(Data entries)
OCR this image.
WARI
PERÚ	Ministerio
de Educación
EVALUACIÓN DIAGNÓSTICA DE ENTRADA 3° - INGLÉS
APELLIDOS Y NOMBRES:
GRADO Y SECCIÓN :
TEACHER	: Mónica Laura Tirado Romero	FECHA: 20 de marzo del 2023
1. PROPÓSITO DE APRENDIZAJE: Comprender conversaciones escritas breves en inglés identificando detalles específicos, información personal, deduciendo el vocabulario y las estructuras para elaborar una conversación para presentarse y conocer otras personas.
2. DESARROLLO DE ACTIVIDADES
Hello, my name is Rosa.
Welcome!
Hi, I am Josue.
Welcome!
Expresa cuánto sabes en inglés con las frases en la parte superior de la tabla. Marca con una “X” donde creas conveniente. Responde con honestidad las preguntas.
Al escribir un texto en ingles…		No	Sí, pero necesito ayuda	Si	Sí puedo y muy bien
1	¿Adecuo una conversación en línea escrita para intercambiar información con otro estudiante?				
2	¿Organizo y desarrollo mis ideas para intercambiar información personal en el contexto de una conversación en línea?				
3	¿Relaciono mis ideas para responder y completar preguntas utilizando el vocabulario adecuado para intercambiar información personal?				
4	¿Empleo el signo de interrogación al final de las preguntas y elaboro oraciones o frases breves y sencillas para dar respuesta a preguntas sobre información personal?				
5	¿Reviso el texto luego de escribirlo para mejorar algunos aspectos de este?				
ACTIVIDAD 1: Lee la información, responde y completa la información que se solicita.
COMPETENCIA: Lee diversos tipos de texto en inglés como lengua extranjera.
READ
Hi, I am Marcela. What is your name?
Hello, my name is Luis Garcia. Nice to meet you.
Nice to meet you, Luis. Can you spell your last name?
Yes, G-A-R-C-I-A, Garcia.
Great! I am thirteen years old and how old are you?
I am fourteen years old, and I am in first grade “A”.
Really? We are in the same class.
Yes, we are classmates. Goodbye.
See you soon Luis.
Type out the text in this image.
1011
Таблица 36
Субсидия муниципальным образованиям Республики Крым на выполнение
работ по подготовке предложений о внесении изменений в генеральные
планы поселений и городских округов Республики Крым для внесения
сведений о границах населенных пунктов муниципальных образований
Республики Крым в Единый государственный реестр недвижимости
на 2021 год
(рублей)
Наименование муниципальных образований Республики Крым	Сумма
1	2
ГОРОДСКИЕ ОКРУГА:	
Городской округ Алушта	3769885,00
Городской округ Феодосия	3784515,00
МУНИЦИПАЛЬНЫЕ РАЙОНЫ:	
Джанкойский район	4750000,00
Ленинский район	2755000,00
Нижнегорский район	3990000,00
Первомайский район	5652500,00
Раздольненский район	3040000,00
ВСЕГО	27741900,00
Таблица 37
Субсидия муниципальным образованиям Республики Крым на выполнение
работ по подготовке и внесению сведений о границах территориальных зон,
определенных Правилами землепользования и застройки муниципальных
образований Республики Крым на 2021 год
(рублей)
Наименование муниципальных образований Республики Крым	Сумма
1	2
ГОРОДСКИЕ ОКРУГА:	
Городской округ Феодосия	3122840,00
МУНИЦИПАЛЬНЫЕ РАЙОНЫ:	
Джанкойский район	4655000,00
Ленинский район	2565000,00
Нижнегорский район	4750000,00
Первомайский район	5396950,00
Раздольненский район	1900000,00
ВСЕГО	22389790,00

* * *

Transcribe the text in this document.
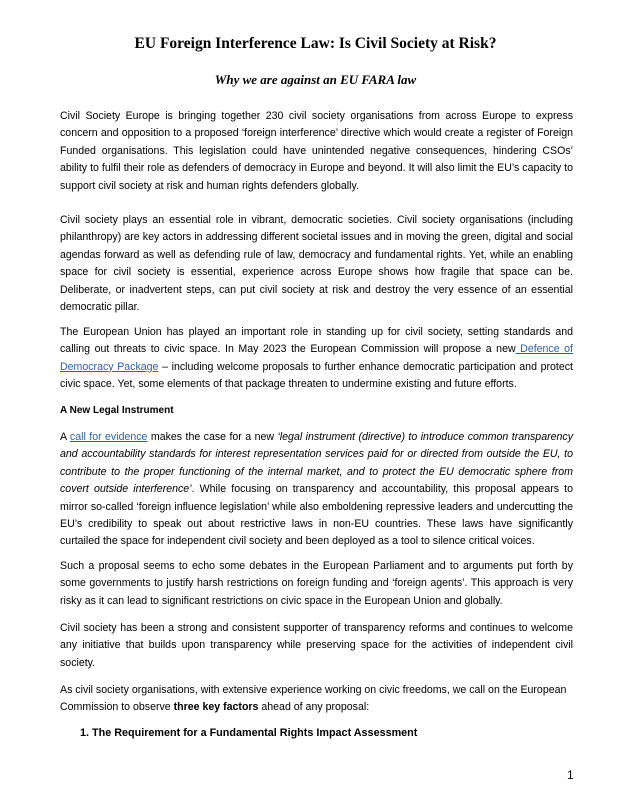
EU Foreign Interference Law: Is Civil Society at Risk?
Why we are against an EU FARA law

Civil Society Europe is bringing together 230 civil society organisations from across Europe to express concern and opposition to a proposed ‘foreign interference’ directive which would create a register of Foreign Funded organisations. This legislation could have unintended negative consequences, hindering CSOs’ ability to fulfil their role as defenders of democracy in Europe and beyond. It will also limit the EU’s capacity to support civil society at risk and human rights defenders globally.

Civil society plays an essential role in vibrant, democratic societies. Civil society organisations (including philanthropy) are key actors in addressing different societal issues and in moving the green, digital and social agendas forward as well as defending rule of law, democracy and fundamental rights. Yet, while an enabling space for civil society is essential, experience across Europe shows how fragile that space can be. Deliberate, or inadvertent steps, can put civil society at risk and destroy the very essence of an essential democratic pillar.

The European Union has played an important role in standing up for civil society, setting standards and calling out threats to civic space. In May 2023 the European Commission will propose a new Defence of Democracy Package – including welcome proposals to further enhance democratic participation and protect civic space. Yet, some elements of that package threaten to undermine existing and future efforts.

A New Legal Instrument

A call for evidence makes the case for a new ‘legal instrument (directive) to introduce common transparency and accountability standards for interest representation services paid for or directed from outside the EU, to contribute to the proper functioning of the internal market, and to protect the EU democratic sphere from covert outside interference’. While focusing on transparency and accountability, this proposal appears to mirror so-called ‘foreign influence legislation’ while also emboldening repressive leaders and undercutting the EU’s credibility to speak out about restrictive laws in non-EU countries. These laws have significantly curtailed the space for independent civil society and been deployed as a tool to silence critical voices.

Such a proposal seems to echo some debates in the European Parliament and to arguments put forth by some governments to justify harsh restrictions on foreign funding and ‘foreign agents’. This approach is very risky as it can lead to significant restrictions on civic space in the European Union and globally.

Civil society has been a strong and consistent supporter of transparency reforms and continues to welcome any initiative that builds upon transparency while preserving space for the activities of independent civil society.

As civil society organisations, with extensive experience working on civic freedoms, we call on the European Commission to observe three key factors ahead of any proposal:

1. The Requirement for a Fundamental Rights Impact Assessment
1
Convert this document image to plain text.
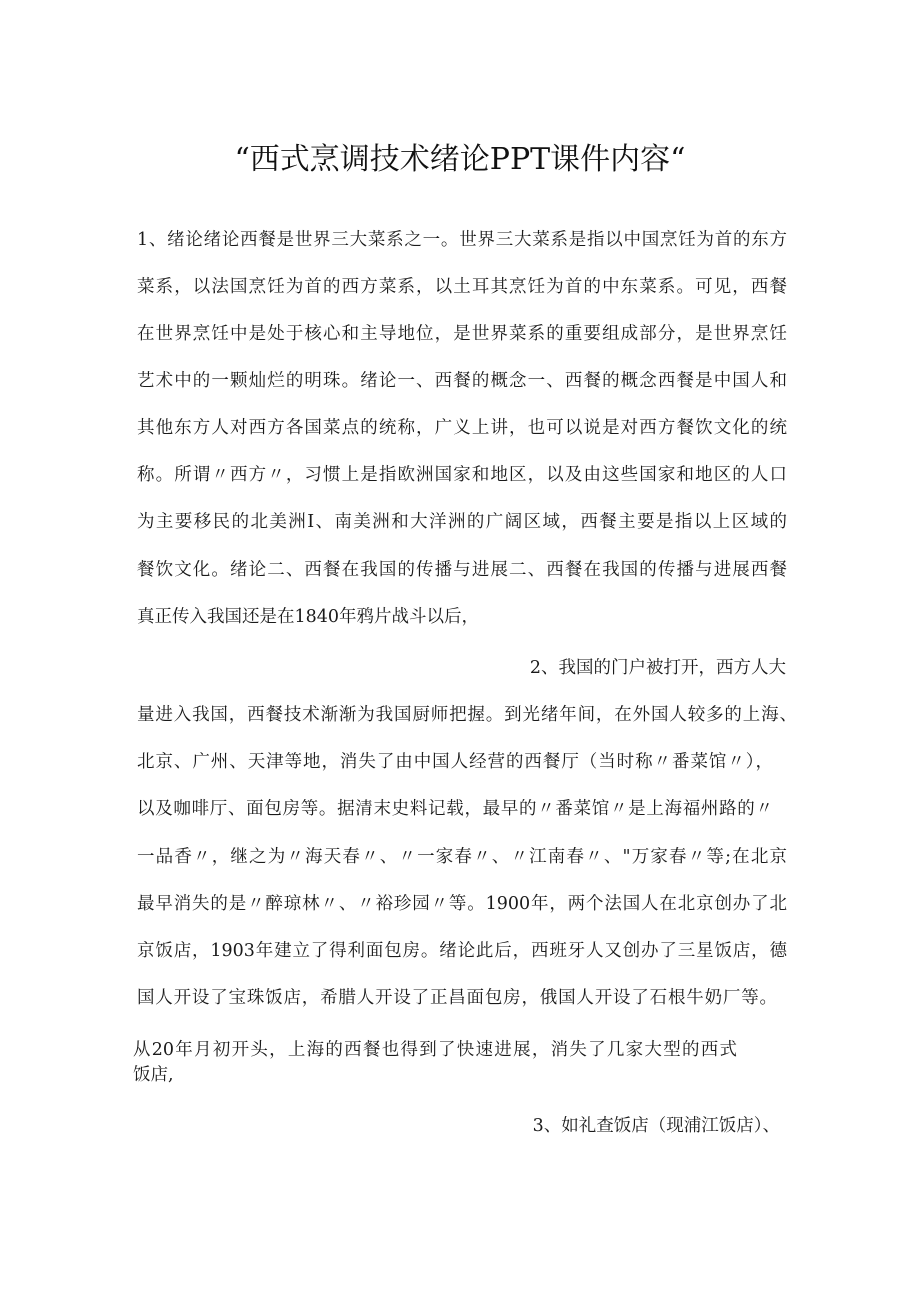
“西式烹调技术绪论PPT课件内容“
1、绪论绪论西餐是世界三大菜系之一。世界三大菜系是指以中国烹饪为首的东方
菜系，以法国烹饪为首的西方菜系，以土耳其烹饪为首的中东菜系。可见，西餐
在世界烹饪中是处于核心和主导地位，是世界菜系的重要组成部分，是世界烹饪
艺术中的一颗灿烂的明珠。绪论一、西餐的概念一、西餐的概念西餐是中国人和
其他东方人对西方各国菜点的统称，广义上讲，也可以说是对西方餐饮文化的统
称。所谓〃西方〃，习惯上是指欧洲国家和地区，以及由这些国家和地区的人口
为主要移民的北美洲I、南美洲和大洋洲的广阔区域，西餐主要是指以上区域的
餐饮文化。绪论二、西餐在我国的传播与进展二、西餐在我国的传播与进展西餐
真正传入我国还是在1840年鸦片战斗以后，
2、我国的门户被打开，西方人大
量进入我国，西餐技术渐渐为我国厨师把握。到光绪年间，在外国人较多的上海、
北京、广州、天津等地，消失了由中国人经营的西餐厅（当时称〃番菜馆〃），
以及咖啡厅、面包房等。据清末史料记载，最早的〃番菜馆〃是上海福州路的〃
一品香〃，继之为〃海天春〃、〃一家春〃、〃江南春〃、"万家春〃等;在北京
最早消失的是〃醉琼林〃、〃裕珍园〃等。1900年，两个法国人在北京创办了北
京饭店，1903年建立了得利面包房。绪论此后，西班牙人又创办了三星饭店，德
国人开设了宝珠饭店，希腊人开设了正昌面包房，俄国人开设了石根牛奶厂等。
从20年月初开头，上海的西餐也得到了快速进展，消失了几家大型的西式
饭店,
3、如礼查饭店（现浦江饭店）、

* * *

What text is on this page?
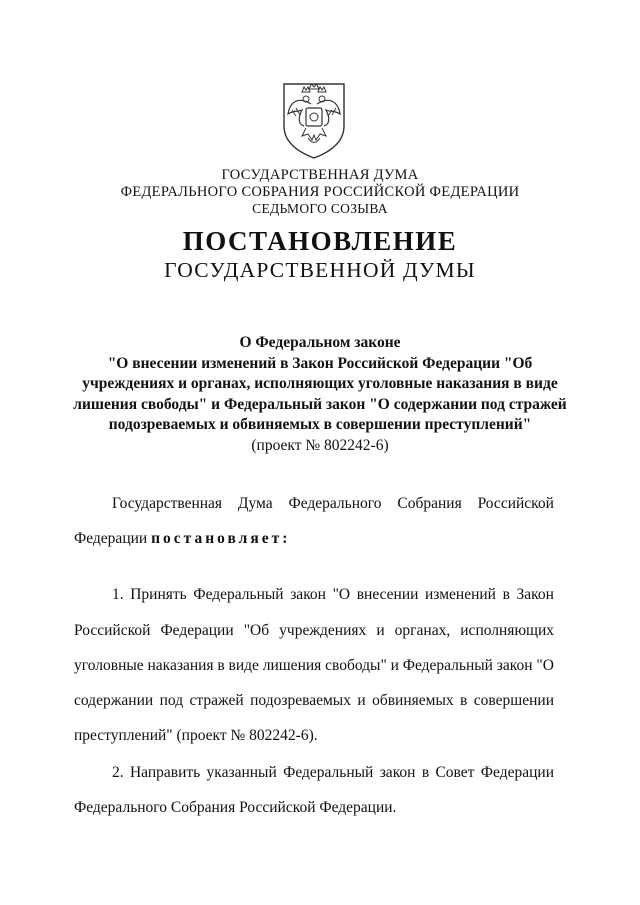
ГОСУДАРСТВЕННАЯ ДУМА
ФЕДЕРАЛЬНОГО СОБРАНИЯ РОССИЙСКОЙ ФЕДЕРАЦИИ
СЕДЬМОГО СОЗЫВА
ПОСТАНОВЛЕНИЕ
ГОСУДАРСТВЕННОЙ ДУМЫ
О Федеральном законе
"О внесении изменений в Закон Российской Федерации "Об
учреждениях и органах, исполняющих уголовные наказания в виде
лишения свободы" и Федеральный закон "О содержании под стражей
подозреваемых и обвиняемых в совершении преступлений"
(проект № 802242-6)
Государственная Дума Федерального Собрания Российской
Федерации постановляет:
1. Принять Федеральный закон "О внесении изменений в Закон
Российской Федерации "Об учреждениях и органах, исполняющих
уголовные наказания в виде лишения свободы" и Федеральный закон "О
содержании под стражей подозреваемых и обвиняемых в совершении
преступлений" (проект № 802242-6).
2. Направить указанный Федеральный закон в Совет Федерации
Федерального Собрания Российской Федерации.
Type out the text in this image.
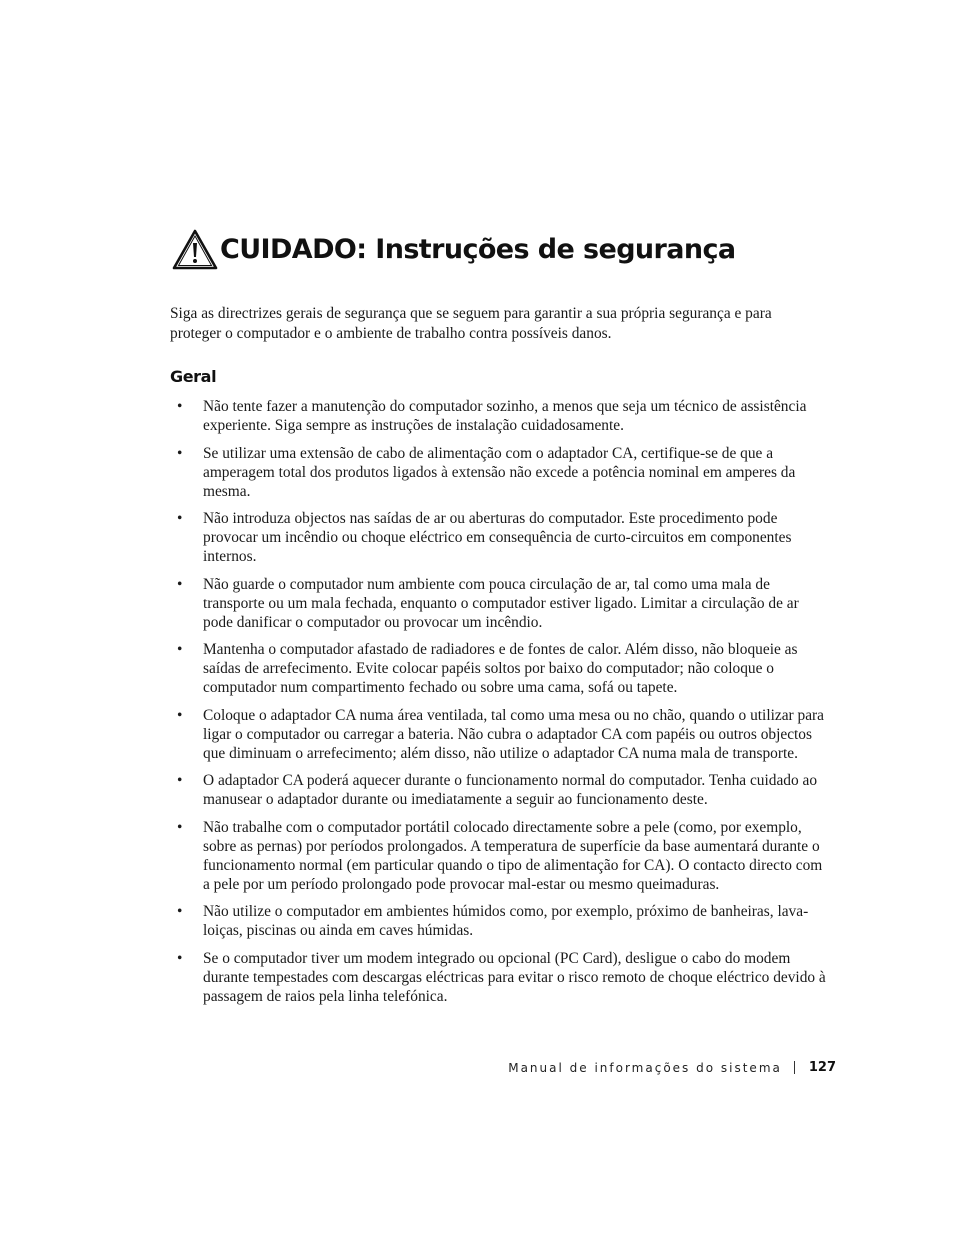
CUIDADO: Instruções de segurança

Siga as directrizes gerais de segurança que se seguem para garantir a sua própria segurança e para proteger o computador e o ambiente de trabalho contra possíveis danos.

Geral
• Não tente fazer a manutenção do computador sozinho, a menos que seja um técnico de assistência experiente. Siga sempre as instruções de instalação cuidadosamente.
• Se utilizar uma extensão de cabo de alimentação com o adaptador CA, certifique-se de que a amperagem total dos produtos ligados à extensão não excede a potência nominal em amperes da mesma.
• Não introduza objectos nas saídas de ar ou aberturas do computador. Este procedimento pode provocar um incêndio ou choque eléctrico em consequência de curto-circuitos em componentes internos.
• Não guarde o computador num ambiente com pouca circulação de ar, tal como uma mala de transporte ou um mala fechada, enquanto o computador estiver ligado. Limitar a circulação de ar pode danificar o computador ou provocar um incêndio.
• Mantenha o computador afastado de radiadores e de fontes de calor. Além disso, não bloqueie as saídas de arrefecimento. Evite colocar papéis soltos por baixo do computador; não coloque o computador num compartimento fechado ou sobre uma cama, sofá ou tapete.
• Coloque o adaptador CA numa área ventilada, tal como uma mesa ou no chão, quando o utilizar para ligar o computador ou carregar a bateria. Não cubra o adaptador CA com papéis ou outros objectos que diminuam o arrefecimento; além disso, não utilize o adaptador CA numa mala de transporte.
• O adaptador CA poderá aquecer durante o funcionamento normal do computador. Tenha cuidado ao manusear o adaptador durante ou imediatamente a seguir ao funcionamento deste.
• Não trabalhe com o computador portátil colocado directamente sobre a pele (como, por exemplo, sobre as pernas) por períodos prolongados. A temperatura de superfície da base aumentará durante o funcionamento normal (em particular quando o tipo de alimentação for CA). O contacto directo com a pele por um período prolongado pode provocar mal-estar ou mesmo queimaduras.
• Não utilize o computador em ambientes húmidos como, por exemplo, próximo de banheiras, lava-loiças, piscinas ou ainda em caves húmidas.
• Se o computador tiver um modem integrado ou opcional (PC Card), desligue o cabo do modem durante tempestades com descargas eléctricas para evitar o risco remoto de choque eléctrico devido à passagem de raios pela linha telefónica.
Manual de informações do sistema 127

__PROBLEM__. All lines above containing the string "изменений" are to be collected.

__RESPONSE__.
работ по подготовке предложений о внесении изменений в генеральные
"О внесении изменений в Закон Российской Федерации "Об
1. Принять Федеральный закон "О внесении изменений в Закон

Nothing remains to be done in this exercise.